Scan the lines below for "Японии"; report the number of lines that contain it, and only that.

Dataset entries:

========

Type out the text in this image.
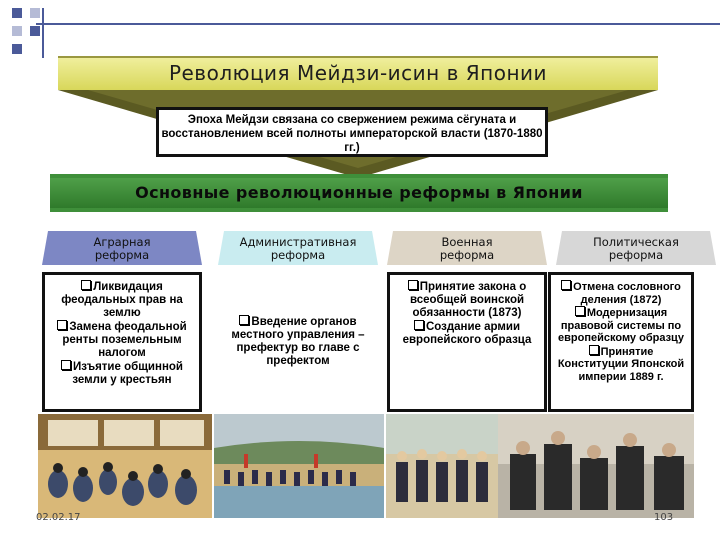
Революция Мейдзи-исин в Японии
Эпоха Мейдзи связана со свержением режима сёгуната и восстановлением всей полноты императорской власти (1870-1880 гг.)
Основные революционные реформы в Японии
Аграрная
реформа
Ликвидация феодальных прав на землю
Замена феодальной ренты поземельным налогом
Изъятие общинной земли у крестьян
Административная
реформа
Введение органов местного управления – префектур во главе с префектом
Военная
реформа
Принятие закона о всеобщей воинской обязанности (1873)
Создание армии европейского образца
Политическая
реформа
Отмена сословного деления (1872)
Модернизация правовой системы по европейскому образцу
Принятие Конституции Японской империи 1889 г.
02.02.17	103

========

Worked answer.
2